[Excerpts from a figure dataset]
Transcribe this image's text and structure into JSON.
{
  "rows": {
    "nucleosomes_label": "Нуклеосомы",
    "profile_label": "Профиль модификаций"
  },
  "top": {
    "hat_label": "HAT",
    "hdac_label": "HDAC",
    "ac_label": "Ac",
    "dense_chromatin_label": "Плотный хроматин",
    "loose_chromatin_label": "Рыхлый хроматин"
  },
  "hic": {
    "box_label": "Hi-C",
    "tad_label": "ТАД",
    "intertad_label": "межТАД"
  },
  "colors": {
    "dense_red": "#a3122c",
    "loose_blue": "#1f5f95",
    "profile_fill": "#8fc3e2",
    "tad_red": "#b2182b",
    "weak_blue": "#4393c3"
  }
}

* **Aim**:
Make an exact copy of the material above.

* **Answer to this exercise**:
Transcribe this image's text and structure into JSON.
{
  "rows": {
    "nucleosomes_label": "Нуклеосомы",
    "profile_label": "Профиль модификаций"
  },
  "top": {
    "hat_label": "HAT",
    "hdac_label": "HDAC",
    "ac_label": "Ac",
    "dense_chromatin_label": "Плотный хроматин",
    "loose_chromatin_label": "Рыхлый хроматин"
  },
  "hic": {
    "box_label": "Hi-C",
    "tad_label": "ТАД",
    "intertad_label": "межТАД"
  },
  "colors": {
    "dense_red": "#a3122c",
    "loose_blue": "#1f5f95",
    "profile_fill": "#8fc3e2",
    "tad_red": "#b2182b",
    "weak_blue": "#4393c3"
  }
}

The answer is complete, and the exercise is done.